▶ _Aim of the task_
Each entry that follows is to be retyped exactly. Pictures do not belong in the copy.

▶ _Data supplied_
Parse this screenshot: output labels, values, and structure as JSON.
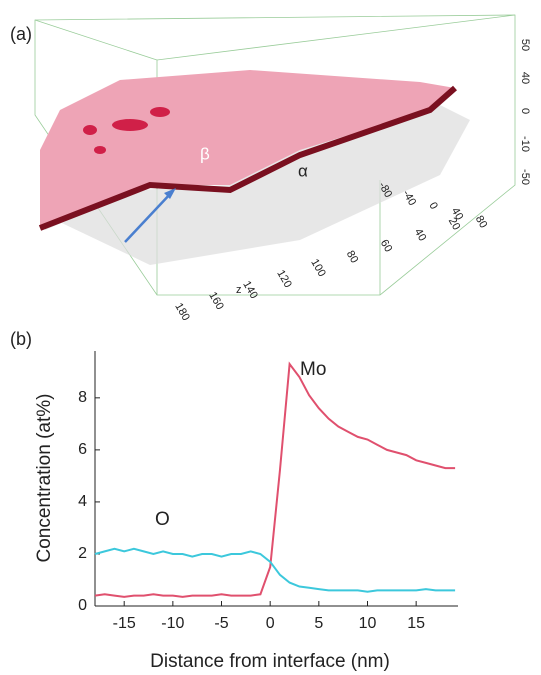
{
  "panel_a": {
    "label": "(a)",
    "phase_beta": "β",
    "phase_alpha": "α",
    "axis_right": [
      "50",
      "40",
      "0",
      "-10",
      "-50"
    ],
    "axis_side": [
      "-80",
      "-40",
      "0",
      "40",
      "80"
    ],
    "axis_bottom": [
      "180",
      "160",
      "140",
      "120",
      "100",
      "80",
      "60",
      "40",
      "20"
    ],
    "axis_bottom_name": "z"
  },
  "panel_b_label": "(b)",
  "chart_data": {
    "type": "line",
    "xlabel": "Distance from interface (nm)",
    "ylabel": "Concentration (at%)",
    "x": [
      -18,
      -17,
      -16,
      -15,
      -14,
      -13,
      -12,
      -11,
      -10,
      -9,
      -8,
      -7,
      -6,
      -5,
      -4,
      -3,
      -2,
      -1,
      0,
      1,
      2,
      3,
      4,
      5,
      6,
      7,
      8,
      9,
      10,
      11,
      12,
      13,
      14,
      15,
      16,
      17,
      18,
      19
    ],
    "series": [
      {
        "name": "Mo",
        "color": "#e0506e",
        "values": [
          0.4,
          0.45,
          0.4,
          0.35,
          0.4,
          0.4,
          0.45,
          0.4,
          0.4,
          0.35,
          0.4,
          0.4,
          0.4,
          0.45,
          0.4,
          0.4,
          0.4,
          0.45,
          1.5,
          5.2,
          9.3,
          8.8,
          8.1,
          7.6,
          7.2,
          6.9,
          6.7,
          6.5,
          6.4,
          6.2,
          6.0,
          5.9,
          5.8,
          5.6,
          5.5,
          5.4,
          5.3,
          5.3
        ]
      },
      {
        "name": "O",
        "color": "#3cc8dc",
        "values": [
          2.0,
          2.1,
          2.2,
          2.1,
          2.2,
          2.1,
          2.0,
          2.1,
          2.0,
          2.0,
          1.9,
          2.0,
          2.0,
          1.9,
          2.0,
          2.0,
          2.1,
          2.0,
          1.7,
          1.2,
          0.9,
          0.75,
          0.7,
          0.65,
          0.6,
          0.6,
          0.6,
          0.6,
          0.55,
          0.6,
          0.6,
          0.6,
          0.6,
          0.6,
          0.65,
          0.6,
          0.6,
          0.6
        ]
      }
    ],
    "xlim": [
      -18,
      19.3
    ],
    "ylim": [
      0,
      9.8
    ],
    "xticks": [
      -15,
      -10,
      -5,
      0,
      5,
      10,
      15
    ],
    "yticks": [
      0,
      2,
      4,
      6,
      8
    ]
  }
}
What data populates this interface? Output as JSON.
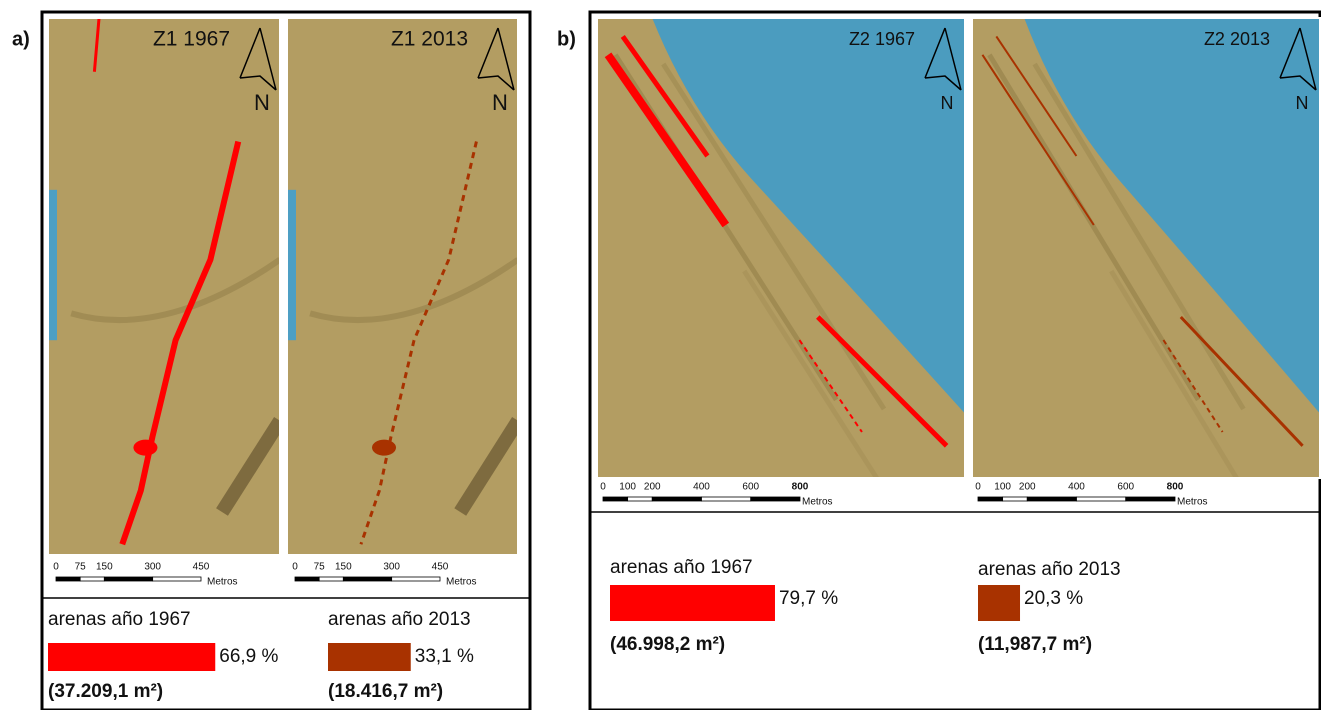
{
  "panels": [
    {
      "label": "a)",
      "maps": [
        {
          "title": "Z1 1967",
          "north": "N",
          "scale_ticks": [
            0,
            75,
            150,
            300,
            450
          ],
          "scale_unit": "Metros"
        },
        {
          "title": "Z1 2013",
          "north": "N",
          "scale_ticks": [
            0,
            75,
            150,
            300,
            450
          ],
          "scale_unit": "Metros"
        }
      ],
      "legend": [
        {
          "label": "arenas año 1967",
          "color": "#ff0000",
          "percent": 66.9,
          "percent_label": "66,9 %",
          "area": "(37.209,1 m²)"
        },
        {
          "label": "arenas año 2013",
          "color": "#a83200",
          "percent": 33.1,
          "percent_label": "33,1 %",
          "area": "(18.416,7 m²)"
        }
      ]
    },
    {
      "label": "b)",
      "maps": [
        {
          "title": "Z2 1967",
          "north": "N",
          "scale_ticks": [
            0,
            100,
            200,
            400,
            600,
            800
          ],
          "scale_unit": "Metros"
        },
        {
          "title": "Z2 2013",
          "north": "N",
          "scale_ticks": [
            0,
            100,
            200,
            400,
            600,
            800
          ],
          "scale_unit": "Metros"
        }
      ],
      "legend": [
        {
          "label": "arenas año 1967",
          "color": "#ff0000",
          "percent": 79.7,
          "percent_label": "79,7 %",
          "area": "(46.998,2 m²)"
        },
        {
          "label": "arenas año 2013",
          "color": "#a83200",
          "percent": 20.3,
          "percent_label": "20,3 %",
          "area": "(11,987,7 m²)"
        }
      ]
    }
  ]
}
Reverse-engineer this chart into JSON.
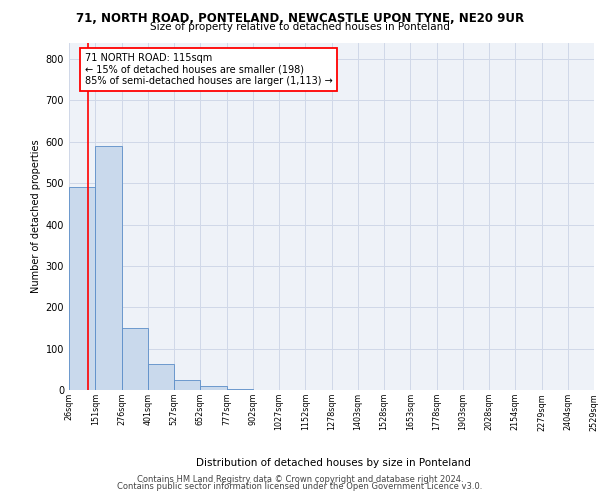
{
  "title1": "71, NORTH ROAD, PONTELAND, NEWCASTLE UPON TYNE, NE20 9UR",
  "title2": "Size of property relative to detached houses in Ponteland",
  "xlabel": "Distribution of detached houses by size in Ponteland",
  "ylabel": "Number of detached properties",
  "bar_values": [
    490,
    590,
    150,
    63,
    25,
    10,
    2,
    0,
    0,
    0,
    0,
    0,
    0,
    0,
    0,
    0,
    0,
    0,
    0,
    0
  ],
  "bar_color": "#c9d9ec",
  "bar_edge_color": "#5b8dc8",
  "xticklabels": [
    "26sqm",
    "151sqm",
    "276sqm",
    "401sqm",
    "527sqm",
    "652sqm",
    "777sqm",
    "902sqm",
    "1027sqm",
    "1152sqm",
    "1278sqm",
    "1403sqm",
    "1528sqm",
    "1653sqm",
    "1778sqm",
    "1903sqm",
    "2028sqm",
    "2154sqm",
    "2279sqm",
    "2404sqm",
    "2529sqm"
  ],
  "ylim": [
    0,
    840
  ],
  "yticks": [
    0,
    100,
    200,
    300,
    400,
    500,
    600,
    700,
    800
  ],
  "annotation_text": "71 NORTH ROAD: 115sqm\n← 15% of detached houses are smaller (198)\n85% of semi-detached houses are larger (1,113) →",
  "footer1": "Contains HM Land Registry data © Crown copyright and database right 2024.",
  "footer2": "Contains public sector information licensed under the Open Government Licence v3.0.",
  "grid_color": "#d0d8e8",
  "background_color": "#eef2f8"
}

▶ _Solution for this exercise_
Parse this screenshot: output labels, values, and structure as JSON.
{
  "panel_a": {
    "label": "(a)",
    "phase_beta": "β",
    "phase_alpha": "α",
    "axis_right": [
      "50",
      "40",
      "0",
      "-10",
      "-50"
    ],
    "axis_side": [
      "-80",
      "-40",
      "0",
      "40",
      "80"
    ],
    "axis_bottom": [
      "180",
      "160",
      "140",
      "120",
      "100",
      "80",
      "60",
      "40",
      "20"
    ],
    "axis_bottom_name": "z"
  },
  "panel_b_label": "(b)",
  "chart_data": {
    "type": "line",
    "xlabel": "Distance from interface (nm)",
    "ylabel": "Concentration (at%)",
    "x": [
      -18,
      -17,
      -16,
      -15,
      -14,
      -13,
      -12,
      -11,
      -10,
      -9,
      -8,
      -7,
      -6,
      -5,
      -4,
      -3,
      -2,
      -1,
      0,
      1,
      2,
      3,
      4,
      5,
      6,
      7,
      8,
      9,
      10,
      11,
      12,
      13,
      14,
      15,
      16,
      17,
      18,
      19
    ],
    "series": [
      {
        "name": "Mo",
        "color": "#e0506e",
        "values": [
          0.4,
          0.45,
          0.4,
          0.35,
          0.4,
          0.4,
          0.45,
          0.4,
          0.4,
          0.35,
          0.4,
          0.4,
          0.4,
          0.45,
          0.4,
          0.4,
          0.4,
          0.45,
          1.5,
          5.2,
          9.3,
          8.8,
          8.1,
          7.6,
          7.2,
          6.9,
          6.7,
          6.5,
          6.4,
          6.2,
          6.0,
          5.9,
          5.8,
          5.6,
          5.5,
          5.4,
          5.3,
          5.3
        ]
      },
      {
        "name": "O",
        "color": "#3cc8dc",
        "values": [
          2.0,
          2.1,
          2.2,
          2.1,
          2.2,
          2.1,
          2.0,
          2.1,
          2.0,
          2.0,
          1.9,
          2.0,
          2.0,
          1.9,
          2.0,
          2.0,
          2.1,
          2.0,
          1.7,
          1.2,
          0.9,
          0.75,
          0.7,
          0.65,
          0.6,
          0.6,
          0.6,
          0.6,
          0.55,
          0.6,
          0.6,
          0.6,
          0.6,
          0.6,
          0.65,
          0.6,
          0.6,
          0.6
        ]
      }
    ],
    "xlim": [
      -18,
      19.3
    ],
    "ylim": [
      0,
      9.8
    ],
    "xticks": [
      -15,
      -10,
      -5,
      0,
      5,
      10,
      15
    ],
    "yticks": [
      0,
      2,
      4,
      6,
      8
    ]
  }
}
What data populates this interface? Output as JSON.
{
  "panels": [
    {
      "label": "a)",
      "maps": [
        {
          "title": "Z1 1967",
          "north": "N",
          "scale_ticks": [
            0,
            75,
            150,
            300,
            450
          ],
          "scale_unit": "Metros"
        },
        {
          "title": "Z1 2013",
          "north": "N",
          "scale_ticks": [
            0,
            75,
            150,
            300,
            450
          ],
          "scale_unit": "Metros"
        }
      ],
      "legend": [
        {
          "label": "arenas año 1967",
          "color": "#ff0000",
          "percent": 66.9,
          "percent_label": "66,9 %",
          "area": "(37.209,1 m²)"
        },
        {
          "label": "arenas año 2013",
          "color": "#a83200",
          "percent": 33.1,
          "percent_label": "33,1 %",
          "area": "(18.416,7 m²)"
        }
      ]
    },
    {
      "label": "b)",
      "maps": [
        {
          "title": "Z2 1967",
          "north": "N",
          "scale_ticks": [
            0,
            100,
            200,
            400,
            600,
            800
          ],
          "scale_unit": "Metros"
        },
        {
          "title": "Z2 2013",
          "north": "N",
          "scale_ticks": [
            0,
            100,
            200,
            400,
            600,
            800
          ],
          "scale_unit": "Metros"
        }
      ],
      "legend": [
        {
          "label": "arenas año 1967",
          "color": "#ff0000",
          "percent": 79.7,
          "percent_label": "79,7 %",
          "area": "(46.998,2 m²)"
        },
        {
          "label": "arenas año 2013",
          "color": "#a83200",
          "percent": 20.3,
          "percent_label": "20,3 %",
          "area": "(11,987,7 m²)"
        }
      ]
    }
  ]
}
Reverse-engineer this chart into JSON.
{
  "title1": "71, NORTH ROAD, PONTELAND, NEWCASTLE UPON TYNE, NE20 9UR",
  "title2": "Size of property relative to detached houses in Ponteland",
  "xlabel": "Distribution of detached houses by size in Ponteland",
  "ylabel": "Number of detached properties",
  "bar_values": [
    490,
    590,
    150,
    63,
    25,
    10,
    2,
    0,
    0,
    0,
    0,
    0,
    0,
    0,
    0,
    0,
    0,
    0,
    0,
    0
  ],
  "bar_color": "#c9d9ec",
  "bar_edge_color": "#5b8dc8",
  "xticklabels": [
    "26sqm",
    "151sqm",
    "276sqm",
    "401sqm",
    "527sqm",
    "652sqm",
    "777sqm",
    "902sqm",
    "1027sqm",
    "1152sqm",
    "1278sqm",
    "1403sqm",
    "1528sqm",
    "1653sqm",
    "1778sqm",
    "1903sqm",
    "2028sqm",
    "2154sqm",
    "2279sqm",
    "2404sqm",
    "2529sqm"
  ],
  "ylim": [
    0,
    840
  ],
  "yticks": [
    0,
    100,
    200,
    300,
    400,
    500,
    600,
    700,
    800
  ],
  "annotation_text": "71 NORTH ROAD: 115sqm\n← 15% of detached houses are smaller (198)\n85% of semi-detached houses are larger (1,113) →",
  "footer1": "Contains HM Land Registry data © Crown copyright and database right 2024.",
  "footer2": "Contains public sector information licensed under the Open Government Licence v3.0.",
  "grid_color": "#d0d8e8",
  "background_color": "#eef2f8"
}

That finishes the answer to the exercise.